=== Dataset records ===
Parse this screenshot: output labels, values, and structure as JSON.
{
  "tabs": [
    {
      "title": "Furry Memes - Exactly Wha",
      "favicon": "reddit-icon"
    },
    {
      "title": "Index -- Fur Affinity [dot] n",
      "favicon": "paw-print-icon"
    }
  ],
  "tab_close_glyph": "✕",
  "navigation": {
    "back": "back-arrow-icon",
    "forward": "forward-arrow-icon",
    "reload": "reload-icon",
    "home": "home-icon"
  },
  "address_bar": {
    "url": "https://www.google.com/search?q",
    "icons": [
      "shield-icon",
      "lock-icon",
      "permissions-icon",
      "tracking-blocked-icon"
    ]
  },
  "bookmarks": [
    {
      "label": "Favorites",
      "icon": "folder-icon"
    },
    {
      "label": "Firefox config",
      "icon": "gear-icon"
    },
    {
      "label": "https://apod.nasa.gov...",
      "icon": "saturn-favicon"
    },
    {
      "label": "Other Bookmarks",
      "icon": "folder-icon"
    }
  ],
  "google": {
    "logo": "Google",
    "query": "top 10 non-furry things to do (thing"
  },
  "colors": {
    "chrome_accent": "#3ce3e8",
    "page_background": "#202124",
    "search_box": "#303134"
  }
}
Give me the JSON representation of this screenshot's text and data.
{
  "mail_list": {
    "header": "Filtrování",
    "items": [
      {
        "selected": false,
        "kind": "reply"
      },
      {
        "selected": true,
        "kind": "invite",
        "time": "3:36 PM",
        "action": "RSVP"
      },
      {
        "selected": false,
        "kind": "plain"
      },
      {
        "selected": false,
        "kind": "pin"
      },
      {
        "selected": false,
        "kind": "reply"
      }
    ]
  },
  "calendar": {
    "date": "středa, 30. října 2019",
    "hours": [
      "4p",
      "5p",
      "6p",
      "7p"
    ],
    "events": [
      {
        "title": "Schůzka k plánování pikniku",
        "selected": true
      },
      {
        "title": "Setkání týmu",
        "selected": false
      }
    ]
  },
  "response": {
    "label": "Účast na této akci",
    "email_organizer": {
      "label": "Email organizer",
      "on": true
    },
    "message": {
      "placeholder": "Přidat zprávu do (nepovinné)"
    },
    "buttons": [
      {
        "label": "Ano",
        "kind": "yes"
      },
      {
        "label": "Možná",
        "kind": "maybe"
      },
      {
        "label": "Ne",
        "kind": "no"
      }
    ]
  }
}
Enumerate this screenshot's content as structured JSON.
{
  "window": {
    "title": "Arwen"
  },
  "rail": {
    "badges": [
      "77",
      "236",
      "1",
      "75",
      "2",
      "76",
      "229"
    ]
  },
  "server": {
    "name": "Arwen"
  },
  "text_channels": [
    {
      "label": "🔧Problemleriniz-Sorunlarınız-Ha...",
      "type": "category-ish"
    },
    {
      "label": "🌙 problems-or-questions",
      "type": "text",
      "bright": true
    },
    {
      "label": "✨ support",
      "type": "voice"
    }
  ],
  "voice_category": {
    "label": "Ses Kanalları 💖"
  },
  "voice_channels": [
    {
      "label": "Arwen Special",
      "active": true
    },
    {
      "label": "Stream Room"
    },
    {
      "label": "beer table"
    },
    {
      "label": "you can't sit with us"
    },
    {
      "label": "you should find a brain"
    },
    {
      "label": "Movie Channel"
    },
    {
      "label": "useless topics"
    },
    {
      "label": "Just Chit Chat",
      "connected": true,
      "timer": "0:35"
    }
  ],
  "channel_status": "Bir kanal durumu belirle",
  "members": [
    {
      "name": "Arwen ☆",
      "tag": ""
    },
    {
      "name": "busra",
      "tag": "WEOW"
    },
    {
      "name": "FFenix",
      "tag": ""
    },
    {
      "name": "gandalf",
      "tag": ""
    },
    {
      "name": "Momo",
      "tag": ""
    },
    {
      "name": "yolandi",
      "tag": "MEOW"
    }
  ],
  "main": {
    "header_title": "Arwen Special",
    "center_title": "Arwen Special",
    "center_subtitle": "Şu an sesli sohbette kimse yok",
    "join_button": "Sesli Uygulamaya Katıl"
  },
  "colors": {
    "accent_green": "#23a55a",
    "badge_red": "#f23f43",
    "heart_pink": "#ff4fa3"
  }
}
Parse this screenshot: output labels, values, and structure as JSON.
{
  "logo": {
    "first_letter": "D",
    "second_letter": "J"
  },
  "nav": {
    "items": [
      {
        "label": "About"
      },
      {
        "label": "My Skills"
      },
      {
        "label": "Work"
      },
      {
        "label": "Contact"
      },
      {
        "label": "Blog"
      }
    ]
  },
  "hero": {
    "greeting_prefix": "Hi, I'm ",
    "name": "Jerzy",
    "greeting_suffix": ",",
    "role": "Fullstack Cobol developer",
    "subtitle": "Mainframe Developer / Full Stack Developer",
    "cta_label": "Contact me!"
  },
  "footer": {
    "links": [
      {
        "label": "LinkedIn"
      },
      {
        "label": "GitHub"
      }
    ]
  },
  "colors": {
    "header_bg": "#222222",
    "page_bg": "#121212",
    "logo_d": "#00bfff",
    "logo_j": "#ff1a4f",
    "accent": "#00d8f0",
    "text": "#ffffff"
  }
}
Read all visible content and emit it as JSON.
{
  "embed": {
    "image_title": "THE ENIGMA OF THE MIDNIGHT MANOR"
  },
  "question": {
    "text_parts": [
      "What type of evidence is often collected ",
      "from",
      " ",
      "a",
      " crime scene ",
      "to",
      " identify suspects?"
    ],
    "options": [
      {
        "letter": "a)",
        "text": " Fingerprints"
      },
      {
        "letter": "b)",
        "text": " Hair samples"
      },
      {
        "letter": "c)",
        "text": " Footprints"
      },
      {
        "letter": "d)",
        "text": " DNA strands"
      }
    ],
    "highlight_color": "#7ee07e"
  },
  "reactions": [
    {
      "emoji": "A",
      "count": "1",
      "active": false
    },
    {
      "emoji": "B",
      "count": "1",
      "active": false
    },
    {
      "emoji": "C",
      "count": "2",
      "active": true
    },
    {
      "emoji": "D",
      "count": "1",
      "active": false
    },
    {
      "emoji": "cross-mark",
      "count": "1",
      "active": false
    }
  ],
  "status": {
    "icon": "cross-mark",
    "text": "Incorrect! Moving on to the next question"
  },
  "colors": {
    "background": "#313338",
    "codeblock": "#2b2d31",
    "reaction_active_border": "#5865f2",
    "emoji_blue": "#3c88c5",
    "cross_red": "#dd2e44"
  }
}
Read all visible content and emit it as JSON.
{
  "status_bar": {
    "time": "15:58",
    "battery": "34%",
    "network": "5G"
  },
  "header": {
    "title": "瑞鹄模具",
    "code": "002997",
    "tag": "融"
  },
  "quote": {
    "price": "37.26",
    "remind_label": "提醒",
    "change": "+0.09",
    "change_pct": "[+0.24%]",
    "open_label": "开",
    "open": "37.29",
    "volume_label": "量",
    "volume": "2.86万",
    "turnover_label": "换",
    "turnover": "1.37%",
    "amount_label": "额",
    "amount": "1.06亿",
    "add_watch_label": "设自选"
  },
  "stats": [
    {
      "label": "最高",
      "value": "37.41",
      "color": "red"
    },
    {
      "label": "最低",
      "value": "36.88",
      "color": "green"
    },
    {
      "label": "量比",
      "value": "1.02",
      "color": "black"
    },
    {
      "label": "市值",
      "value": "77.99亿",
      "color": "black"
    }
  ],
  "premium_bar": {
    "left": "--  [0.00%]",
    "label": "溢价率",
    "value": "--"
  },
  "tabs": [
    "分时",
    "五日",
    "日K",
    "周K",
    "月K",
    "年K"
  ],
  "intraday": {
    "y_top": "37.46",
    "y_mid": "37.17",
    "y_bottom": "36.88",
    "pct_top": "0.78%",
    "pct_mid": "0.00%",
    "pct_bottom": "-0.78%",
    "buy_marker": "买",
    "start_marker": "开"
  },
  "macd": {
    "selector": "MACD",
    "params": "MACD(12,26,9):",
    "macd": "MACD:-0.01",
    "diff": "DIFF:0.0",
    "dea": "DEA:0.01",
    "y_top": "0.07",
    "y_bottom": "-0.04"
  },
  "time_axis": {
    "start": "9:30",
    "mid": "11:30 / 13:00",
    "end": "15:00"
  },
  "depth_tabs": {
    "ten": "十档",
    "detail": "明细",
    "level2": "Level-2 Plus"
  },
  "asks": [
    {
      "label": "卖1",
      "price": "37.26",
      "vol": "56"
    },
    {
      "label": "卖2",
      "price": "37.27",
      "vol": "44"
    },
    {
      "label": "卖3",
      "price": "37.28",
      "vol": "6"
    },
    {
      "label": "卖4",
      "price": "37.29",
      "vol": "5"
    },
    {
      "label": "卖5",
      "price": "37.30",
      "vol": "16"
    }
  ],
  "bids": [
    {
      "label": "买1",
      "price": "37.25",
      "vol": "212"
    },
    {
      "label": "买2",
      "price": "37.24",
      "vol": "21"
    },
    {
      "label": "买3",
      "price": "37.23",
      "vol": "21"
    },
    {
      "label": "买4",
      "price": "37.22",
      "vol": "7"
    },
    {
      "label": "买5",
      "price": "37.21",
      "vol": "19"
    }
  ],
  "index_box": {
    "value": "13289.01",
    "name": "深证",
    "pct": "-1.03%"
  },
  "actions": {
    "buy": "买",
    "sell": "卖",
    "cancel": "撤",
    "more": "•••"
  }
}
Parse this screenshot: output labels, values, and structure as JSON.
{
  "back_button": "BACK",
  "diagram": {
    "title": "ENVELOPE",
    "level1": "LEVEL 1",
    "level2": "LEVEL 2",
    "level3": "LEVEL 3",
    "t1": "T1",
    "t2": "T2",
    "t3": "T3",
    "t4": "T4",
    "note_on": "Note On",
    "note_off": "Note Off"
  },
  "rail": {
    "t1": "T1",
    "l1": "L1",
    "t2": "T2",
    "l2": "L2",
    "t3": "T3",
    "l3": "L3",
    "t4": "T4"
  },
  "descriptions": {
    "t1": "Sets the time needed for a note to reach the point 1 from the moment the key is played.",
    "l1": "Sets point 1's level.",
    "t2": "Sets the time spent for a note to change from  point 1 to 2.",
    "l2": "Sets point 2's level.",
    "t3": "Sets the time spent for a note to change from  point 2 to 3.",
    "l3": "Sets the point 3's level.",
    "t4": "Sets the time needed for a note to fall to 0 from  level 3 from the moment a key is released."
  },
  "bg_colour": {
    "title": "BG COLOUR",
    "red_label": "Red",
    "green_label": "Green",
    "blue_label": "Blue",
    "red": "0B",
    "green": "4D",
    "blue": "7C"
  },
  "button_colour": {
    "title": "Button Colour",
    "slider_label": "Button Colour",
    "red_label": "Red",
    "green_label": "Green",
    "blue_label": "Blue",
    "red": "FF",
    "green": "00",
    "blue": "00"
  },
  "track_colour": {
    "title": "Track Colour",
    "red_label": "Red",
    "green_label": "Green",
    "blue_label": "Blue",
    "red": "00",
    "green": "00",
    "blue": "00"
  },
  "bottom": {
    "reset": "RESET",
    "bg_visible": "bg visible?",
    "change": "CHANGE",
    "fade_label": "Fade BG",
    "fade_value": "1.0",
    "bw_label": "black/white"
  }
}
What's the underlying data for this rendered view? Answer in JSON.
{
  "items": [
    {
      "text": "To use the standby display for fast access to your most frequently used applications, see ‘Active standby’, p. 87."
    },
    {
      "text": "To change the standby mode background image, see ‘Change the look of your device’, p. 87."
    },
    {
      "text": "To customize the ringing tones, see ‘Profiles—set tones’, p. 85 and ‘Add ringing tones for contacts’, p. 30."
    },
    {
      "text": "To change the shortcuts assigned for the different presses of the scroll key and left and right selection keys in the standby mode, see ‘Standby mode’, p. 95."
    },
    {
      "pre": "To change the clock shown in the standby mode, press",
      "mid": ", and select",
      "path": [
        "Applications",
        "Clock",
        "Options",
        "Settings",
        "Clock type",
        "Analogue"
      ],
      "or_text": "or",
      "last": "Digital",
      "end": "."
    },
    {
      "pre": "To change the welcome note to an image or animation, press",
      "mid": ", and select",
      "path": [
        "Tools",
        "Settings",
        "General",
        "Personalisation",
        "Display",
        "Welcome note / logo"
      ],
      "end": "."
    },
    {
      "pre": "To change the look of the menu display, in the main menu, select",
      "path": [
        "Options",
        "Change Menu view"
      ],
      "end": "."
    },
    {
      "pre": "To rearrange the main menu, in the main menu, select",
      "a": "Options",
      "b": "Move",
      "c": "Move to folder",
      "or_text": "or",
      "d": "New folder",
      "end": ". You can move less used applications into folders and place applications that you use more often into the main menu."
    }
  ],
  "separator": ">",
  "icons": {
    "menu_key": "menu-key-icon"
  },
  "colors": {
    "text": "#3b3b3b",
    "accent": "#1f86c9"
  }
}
===
Given request: Using the records given above, list every line that includes the word "view".

Response for this exercise:
What's the underlying data for this rendered view? Answer in JSON.
        "Change Menu view"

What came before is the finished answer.